__PROVIDED MATERIAL__.
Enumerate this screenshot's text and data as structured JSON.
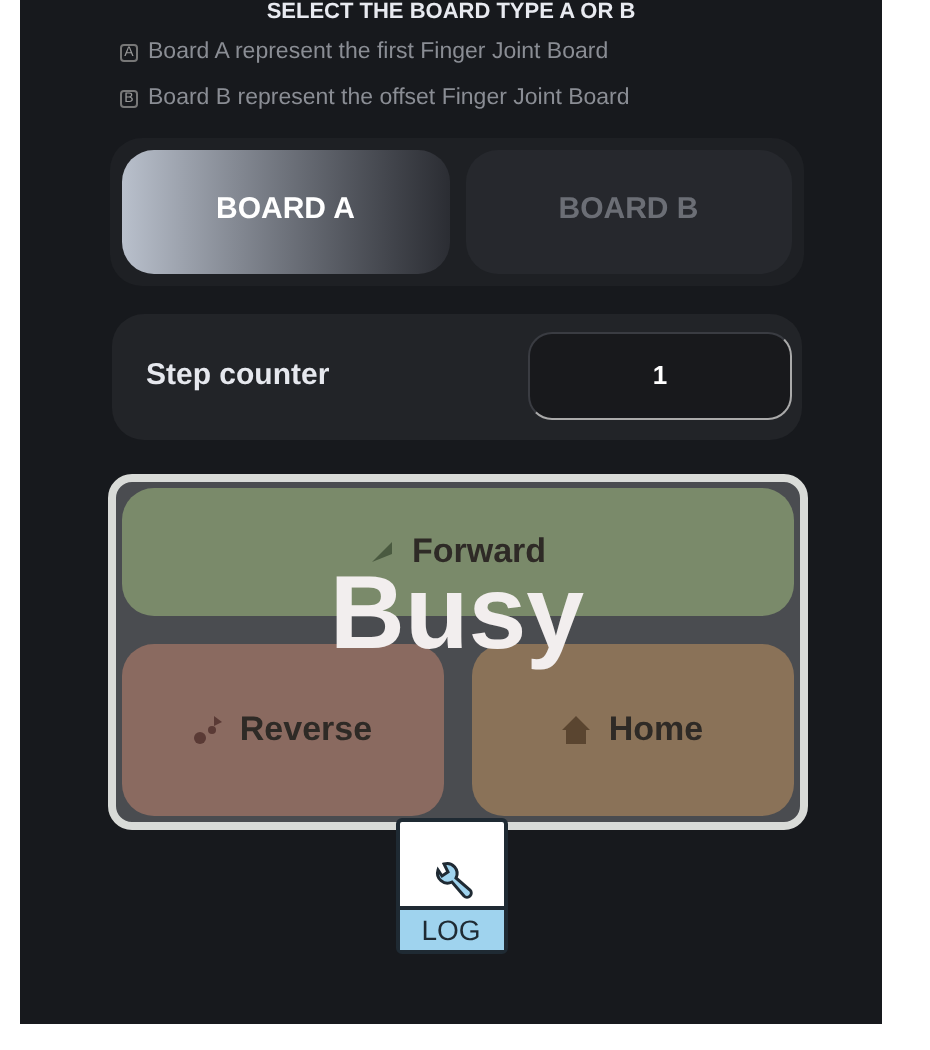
{
  "heading": "SELECT THE BOARD TYPE A OR B",
  "notes": [
    {
      "badge": "A",
      "text": "Board A represent the first Finger Joint Board"
    },
    {
      "badge": "B",
      "text": "Board B represent the offset Finger Joint Board"
    }
  ],
  "board_tabs": [
    {
      "label": "BOARD A",
      "selected": true
    },
    {
      "label": "BOARD B",
      "selected": false
    }
  ],
  "step_counter": {
    "label": "Step counter",
    "value": "1"
  },
  "controls": [
    {
      "kind": "forward",
      "label": "Forward",
      "color": "#7a8a6a"
    },
    {
      "kind": "reverse",
      "label": "Reverse",
      "color": "#8a6a60"
    },
    {
      "kind": "home",
      "label": "Home",
      "color": "#8a7258"
    }
  ],
  "overlay": {
    "text": "Busy"
  },
  "log_file": {
    "label": "LOG"
  }
}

__GIVEN INSTRUCTION__. From start to finish, output the listing exactly, but omit its pictures.

__EXPECTED ANSWER__.
Enumerate this screenshot's text and data as structured JSON.
{
  "heading": "SELECT THE BOARD TYPE A OR B",
  "notes": [
    {
      "badge": "A",
      "text": "Board A represent the first Finger Joint Board"
    },
    {
      "badge": "B",
      "text": "Board B represent the offset Finger Joint Board"
    }
  ],
  "board_tabs": [
    {
      "label": "BOARD A",
      "selected": true
    },
    {
      "label": "BOARD B",
      "selected": false
    }
  ],
  "step_counter": {
    "label": "Step counter",
    "value": "1"
  },
  "controls": [
    {
      "kind": "forward",
      "label": "Forward",
      "color": "#7a8a6a"
    },
    {
      "kind": "reverse",
      "label": "Reverse",
      "color": "#8a6a60"
    },
    {
      "kind": "home",
      "label": "Home",
      "color": "#8a7258"
    }
  ],
  "overlay": {
    "text": "Busy"
  },
  "log_file": {
    "label": "LOG"
  }
}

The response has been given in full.